**TASKS TO PERFORM**.
1. Can you condense the paragraph of the discriminant-function excerpt that begins "And it's somewhat complex" into a short list of its main points?
2. Would you copy the discriminant-function excerpt word for word, starting at "And it looks" and ending at "form over here."?

**SOURCE EXCERPT**.

>> START

And it’s somewhat complex. (We should go over this in great detail. Excruciating detail, please.) I have a feeling that’s a hint not to go into it in great detail. Anyway, this is just a generalization of the formula we had for a single variable. This is called a covariance matrix, and if you stare at this formula, and you stare at the previous formula, you will see that they’re somewhat similar, especially if you know a bit of vector algebra. If you go through the simplifications, if you know your linear algebra, you can go through and do the cancellation similar to what we did before, you can get the discriminant function which is given over here.

\[\delta_k(x)=\underbrace{x^T\Sigma^{-1}\mu_k}_{x\textit{ coefficient}}-\underbrace{\frac{1}{2}\mu_k^T\Sigma^{-1}\mu_k+\text{log}\pi_k}_{\textit{constant term}}\]

And it looks complex, but important thing to note is that it’s, again, linear in \(x\). Here’s \(x\) alone multiplied by a coefficient vector, and these are all just constants. So this, again, is a linear function. If the math’s beyond you, don’t let it bother you. This is a linear function, and we’ll make that more clear a little bit later on, as well, that this is a linear function. In fact, we make it clear right here. It might look complex, but this can just be written in this form over here.

>> END

**MATERIAL SUPPLIED**.
>> START

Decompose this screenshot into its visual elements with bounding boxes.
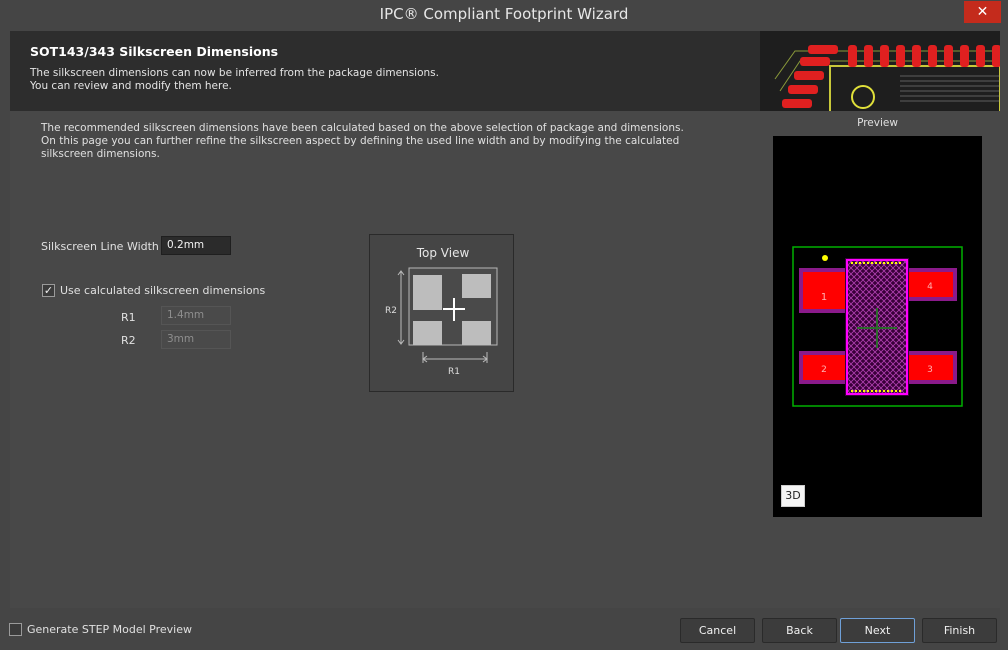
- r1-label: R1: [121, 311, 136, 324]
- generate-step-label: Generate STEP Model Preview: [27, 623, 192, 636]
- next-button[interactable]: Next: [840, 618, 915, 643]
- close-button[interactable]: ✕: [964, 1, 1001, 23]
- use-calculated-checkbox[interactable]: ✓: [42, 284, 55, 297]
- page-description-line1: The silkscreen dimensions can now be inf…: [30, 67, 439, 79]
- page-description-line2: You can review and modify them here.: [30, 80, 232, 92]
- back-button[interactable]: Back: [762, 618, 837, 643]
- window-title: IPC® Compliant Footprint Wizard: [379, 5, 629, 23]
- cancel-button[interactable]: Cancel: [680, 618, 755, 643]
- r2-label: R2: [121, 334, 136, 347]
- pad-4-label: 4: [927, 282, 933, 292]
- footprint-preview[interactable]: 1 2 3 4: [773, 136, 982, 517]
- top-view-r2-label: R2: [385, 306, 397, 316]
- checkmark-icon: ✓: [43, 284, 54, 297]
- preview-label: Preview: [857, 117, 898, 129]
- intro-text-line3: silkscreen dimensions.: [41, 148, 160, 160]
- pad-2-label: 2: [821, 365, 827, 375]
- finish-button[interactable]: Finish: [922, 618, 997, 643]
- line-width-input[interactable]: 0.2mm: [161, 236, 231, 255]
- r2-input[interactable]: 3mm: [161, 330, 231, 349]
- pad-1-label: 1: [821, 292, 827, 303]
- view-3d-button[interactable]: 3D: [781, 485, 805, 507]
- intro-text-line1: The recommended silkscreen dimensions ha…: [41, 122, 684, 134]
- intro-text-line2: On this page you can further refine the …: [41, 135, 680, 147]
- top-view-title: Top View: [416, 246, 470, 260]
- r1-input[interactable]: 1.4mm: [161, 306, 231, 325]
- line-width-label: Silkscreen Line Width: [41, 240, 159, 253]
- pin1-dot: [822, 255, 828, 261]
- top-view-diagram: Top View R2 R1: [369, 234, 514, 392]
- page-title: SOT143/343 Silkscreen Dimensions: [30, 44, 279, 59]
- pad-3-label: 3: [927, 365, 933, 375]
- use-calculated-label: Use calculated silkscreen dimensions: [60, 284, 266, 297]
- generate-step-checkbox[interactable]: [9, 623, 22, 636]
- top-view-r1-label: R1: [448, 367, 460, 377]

>> END
>> START

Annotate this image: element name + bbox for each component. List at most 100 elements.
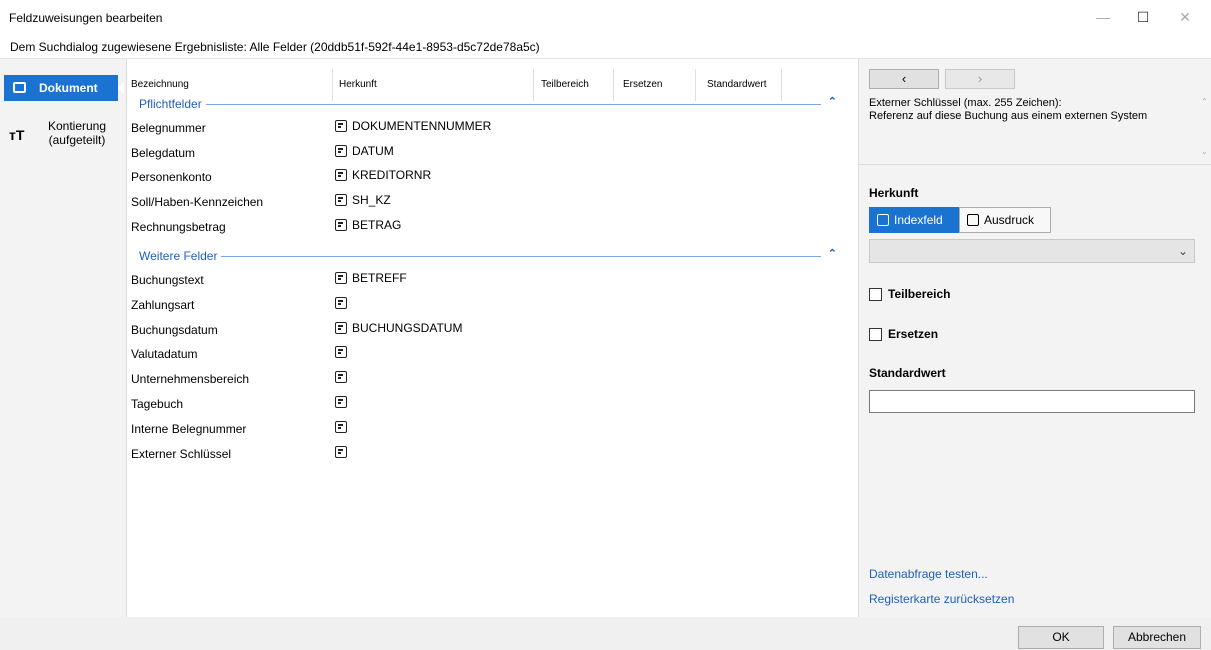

>> END

**TASK RESULTS**.
1.
- The formula is somewhat complex.
- It generalizes the earlier formula for a single variable.
- It uses a covariance matrix.
- It resembles the previous formula, especially to someone who knows some vector algebra.
- Simplifying with linear algebra, canceling terms as before, gives the discriminant function.

2.
And it looks complex, but important thing to note is that it’s, again, linear in \(x\). Here’s \(x\) alone multiplied by a coefficient vector, and these are all just constants. So this, again, is a linear function. If the math’s beyond you, don’t let it bother you. This is a linear function, and we’ll make that more clear a little bit later on, as well, that this is a linear function. In fact, we make it clear right here. It might look complex, but this can just be written in this form over here.